Given problem:
Where a line below holds the string "таблица", copy that line.

———

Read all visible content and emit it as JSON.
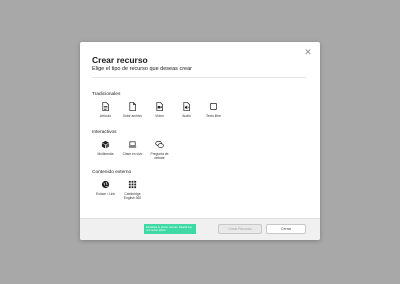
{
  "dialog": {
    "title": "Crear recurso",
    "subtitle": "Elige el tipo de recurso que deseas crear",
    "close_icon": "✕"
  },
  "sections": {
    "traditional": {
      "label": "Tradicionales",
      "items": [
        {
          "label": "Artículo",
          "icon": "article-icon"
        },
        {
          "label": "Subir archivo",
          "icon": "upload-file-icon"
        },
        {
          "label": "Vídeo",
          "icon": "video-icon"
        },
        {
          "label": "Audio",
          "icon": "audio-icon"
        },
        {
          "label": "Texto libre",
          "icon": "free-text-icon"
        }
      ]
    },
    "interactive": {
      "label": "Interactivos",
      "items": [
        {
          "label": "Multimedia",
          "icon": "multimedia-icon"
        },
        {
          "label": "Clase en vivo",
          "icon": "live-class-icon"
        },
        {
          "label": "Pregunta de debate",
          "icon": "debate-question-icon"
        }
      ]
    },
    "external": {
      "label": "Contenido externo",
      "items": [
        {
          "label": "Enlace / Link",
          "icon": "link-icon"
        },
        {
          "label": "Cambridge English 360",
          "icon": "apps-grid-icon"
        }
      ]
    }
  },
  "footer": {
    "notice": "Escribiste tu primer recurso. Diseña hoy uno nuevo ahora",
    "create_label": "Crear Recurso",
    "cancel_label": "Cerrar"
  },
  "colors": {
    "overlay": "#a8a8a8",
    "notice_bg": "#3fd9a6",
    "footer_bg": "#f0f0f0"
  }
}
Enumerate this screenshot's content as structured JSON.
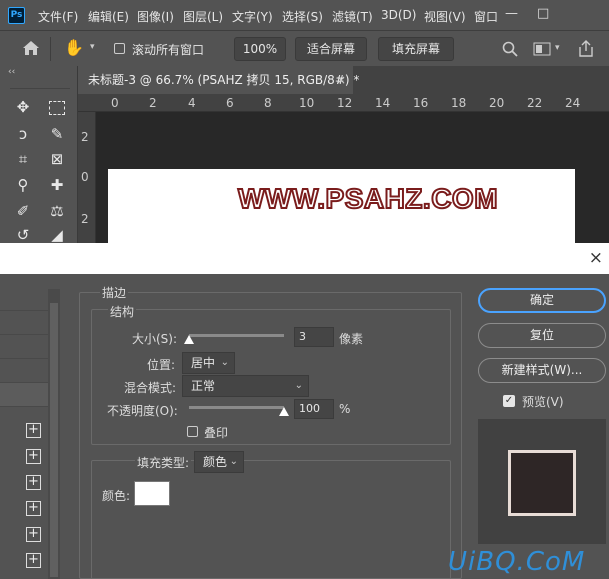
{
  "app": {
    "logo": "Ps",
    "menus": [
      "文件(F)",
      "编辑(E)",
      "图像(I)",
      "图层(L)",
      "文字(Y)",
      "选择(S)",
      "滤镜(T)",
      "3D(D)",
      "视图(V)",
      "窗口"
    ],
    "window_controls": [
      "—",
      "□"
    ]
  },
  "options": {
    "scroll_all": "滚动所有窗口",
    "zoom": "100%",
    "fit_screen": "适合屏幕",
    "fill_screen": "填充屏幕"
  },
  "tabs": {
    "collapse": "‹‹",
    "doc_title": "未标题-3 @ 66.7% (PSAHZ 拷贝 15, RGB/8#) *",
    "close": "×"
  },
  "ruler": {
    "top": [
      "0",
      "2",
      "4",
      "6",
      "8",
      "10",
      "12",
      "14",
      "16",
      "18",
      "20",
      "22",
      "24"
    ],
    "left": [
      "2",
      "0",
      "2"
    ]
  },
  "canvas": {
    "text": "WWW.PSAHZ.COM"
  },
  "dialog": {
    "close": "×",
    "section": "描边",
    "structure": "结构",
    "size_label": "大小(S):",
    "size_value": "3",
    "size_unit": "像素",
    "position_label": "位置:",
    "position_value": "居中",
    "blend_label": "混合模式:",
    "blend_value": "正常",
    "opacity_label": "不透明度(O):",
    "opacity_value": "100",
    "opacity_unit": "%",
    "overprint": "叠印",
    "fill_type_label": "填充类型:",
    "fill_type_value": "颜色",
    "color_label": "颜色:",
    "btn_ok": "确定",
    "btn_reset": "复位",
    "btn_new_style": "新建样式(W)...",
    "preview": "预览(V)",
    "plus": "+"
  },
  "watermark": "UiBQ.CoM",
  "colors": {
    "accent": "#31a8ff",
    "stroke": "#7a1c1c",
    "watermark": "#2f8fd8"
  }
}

———

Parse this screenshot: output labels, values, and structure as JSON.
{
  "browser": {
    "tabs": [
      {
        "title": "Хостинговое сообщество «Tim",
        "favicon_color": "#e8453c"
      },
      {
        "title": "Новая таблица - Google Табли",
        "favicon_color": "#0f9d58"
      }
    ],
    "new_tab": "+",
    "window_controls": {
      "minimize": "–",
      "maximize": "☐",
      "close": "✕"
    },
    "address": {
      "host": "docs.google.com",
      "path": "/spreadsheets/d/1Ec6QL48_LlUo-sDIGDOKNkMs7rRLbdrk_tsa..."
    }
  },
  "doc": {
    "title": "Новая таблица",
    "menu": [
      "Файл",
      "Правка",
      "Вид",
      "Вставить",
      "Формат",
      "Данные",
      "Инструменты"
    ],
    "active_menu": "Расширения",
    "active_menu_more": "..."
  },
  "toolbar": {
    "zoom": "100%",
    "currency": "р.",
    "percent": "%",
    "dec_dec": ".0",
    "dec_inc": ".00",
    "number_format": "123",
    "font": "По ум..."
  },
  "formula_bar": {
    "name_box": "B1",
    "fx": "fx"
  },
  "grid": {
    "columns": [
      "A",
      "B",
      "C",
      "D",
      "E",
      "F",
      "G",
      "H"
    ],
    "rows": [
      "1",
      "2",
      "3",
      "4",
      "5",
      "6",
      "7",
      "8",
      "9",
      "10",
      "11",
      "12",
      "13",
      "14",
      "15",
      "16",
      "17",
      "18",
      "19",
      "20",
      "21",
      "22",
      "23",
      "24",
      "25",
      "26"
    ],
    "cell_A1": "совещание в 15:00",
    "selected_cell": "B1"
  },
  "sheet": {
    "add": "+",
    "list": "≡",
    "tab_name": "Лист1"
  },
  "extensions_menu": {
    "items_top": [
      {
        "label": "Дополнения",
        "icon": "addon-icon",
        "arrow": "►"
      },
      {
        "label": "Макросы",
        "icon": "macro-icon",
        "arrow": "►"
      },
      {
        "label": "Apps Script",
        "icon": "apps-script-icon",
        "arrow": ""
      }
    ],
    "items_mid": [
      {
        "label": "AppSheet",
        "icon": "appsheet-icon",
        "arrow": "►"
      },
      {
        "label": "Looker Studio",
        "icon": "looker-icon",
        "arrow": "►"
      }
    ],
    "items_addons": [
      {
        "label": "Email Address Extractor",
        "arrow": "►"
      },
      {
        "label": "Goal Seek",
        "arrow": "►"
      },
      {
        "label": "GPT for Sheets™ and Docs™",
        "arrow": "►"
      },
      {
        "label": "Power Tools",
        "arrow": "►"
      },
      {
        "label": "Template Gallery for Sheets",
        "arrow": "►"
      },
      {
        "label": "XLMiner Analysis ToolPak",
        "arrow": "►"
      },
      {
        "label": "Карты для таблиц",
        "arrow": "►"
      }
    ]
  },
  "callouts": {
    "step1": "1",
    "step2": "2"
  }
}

———

Result of the task:
        "title": "Новая таблица - Google Табли",
    "title": "Новая таблица",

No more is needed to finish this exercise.